━━━ Trecho exibido

Fabricio Medeiros (*)
Todo titular de algum cargo público está sob constante julgamento dos cidadãos. No nosso regime constitucional-democrático, o direito à crítica – decorrência lógica da liberdade de expressão – é uma garantia do indivíduo, especialmente quando dirigida aos agentes responsáveis pela gestão da coisa pública.
A Constituição Federal assegura aos cidadãos o direito de se manifestarem sobre qualquer tema relacionado à condução dos negócios estatais, como também o de se engajar na discussão política da forma que quiserem e como bem entenderem, sem pedir licença ou autorização a quem quer que seja e podendo se utilizar de qualquer meio de comunicação social.
Todavia, o debate político em Estados democráticos como o nosso só se revela legítimo se realizado sob o guarda-chuva constitucional. Somente com a trena da Constituição podemos medir qual o verdadeiro limite da discussão política por ela admitido, bem como o da opinião, por mais ácida que seja, inerente àquele tipo de enfrentamento.
A Constituição de 1988 escancarou seu compromisso fundante com o pluralismo político, um dos pilares sobre o qual se assenta o Estado brasileiro, criando, com isso, um ambiente favorável para a livre e desembaraçada circulação de ideias.

━━━━━━

Instrução 1:
Repita sem nenhuma alteração uma parte do texto sobre o direito à crítica política. Comece nas palavras que contêm "A Constituição de" e pare depois de "circulação de ideias.".
Instrução 2:
Prossiga com o texto sobre o direito à crítica política a partir da última frase apresentada.

━━━ Registros selecionados

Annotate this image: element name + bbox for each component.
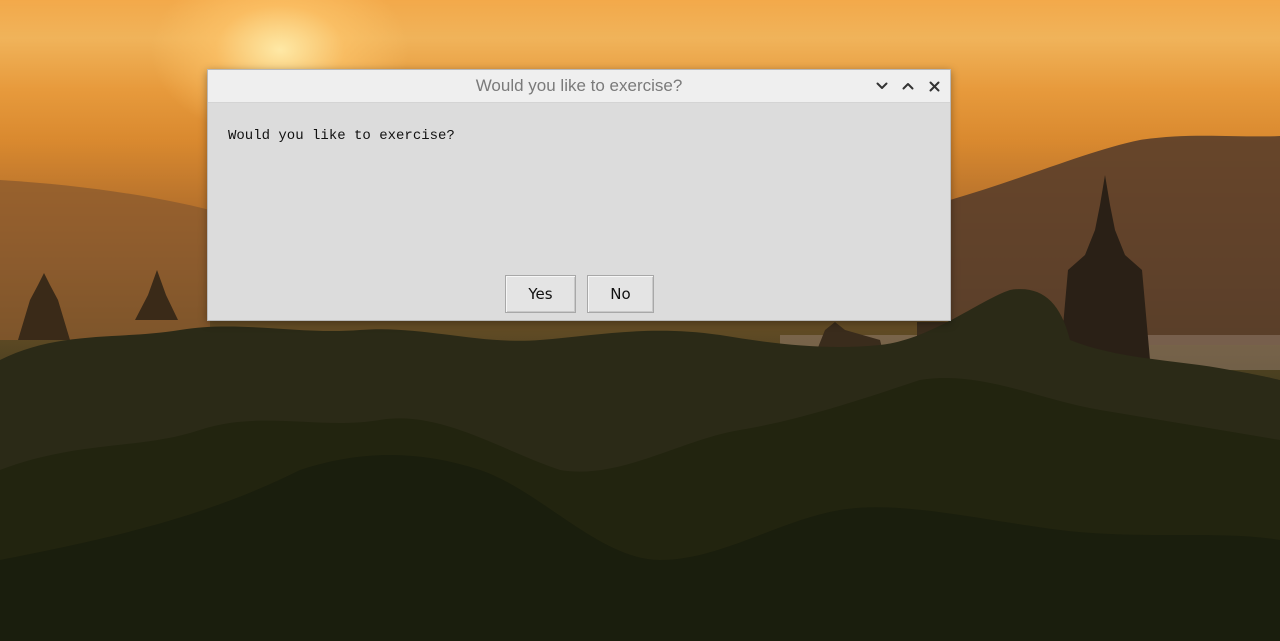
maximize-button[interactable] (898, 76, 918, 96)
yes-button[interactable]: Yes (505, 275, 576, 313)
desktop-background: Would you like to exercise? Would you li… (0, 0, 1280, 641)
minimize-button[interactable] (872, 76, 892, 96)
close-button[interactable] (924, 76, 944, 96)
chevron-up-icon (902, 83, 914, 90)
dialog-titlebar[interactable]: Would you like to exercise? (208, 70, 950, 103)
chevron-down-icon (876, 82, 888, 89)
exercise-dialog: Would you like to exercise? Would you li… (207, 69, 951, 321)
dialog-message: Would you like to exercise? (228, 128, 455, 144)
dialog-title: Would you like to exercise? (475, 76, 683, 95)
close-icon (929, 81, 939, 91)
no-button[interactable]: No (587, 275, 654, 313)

━━━━━━

Resultado 1:
A Constituição de 1988 escancarou seu compromisso fundante com o pluralismo político, um dos pilares sobre o qual se assenta o Estado brasileiro, criando, com isso, um ambiente favorável para a livre e desembaraçada circulação de ideias.

Resultado 2:
Por via de consequência, assegurou aos cidadãos o direito à livre manifestação do pensamento, a fim de que pudessem exercer a santa prerrogativa de indignar-se sobre os vários temas relacionados com a coletividade, notadamente sobre os assuntos públicos.
Ao mesmo tempo, porém, e como que já antecipando o juízo de que a liberdade de expressão não seria um direito absoluto ou ilimitado – como, aliás, nenhum outro direito constitucional o é –, vedou o anonimato da crítica. E o fez a fim de possibilitar o exercício, pelo eventual ofendido, de outros direitos de berço igualmente constitucionais: o de resposta e o de obter indenização por dano material, moral ou à imagem.
De se perceber, portanto, que, se de um lado o constituinte brasileiro assegurou a ampla liberdade de expressão dos cidadãos, estabeleceu, por outro, duas condicionantes que balizam o exercício desse direito de livremente opinar: a identificação do seu responsável e a possibilidade de obtenção de resposta e de reparação por dano material, moral ou à imagem.
Tudo a sinalizar que nem toda expressão de um juízo de desaprovação é tolerada pela Constituição, pois poderá haver situações em que, a pretexto de exercer o direito de posicionar-se sobre certos assuntos, descambará o cidadão para a violação de outras garantias, incorrendo na prática de ilícitos previstos na legislação brasileira.
Aos olhos da Constituição de 88, xingamento não é crítica, assim como ameaça não é liberdade de expressão. É inconcebível que a Lei Maior, que pretendeu transformar o Estado brasileiro numa descongestionada avenida para o livre trânsito de boas ideias e numa autoestrada para a ampla circulação do julgamento cidadão minimamente qualificado, acolha a cólera corrosiva de reputações e de instituições.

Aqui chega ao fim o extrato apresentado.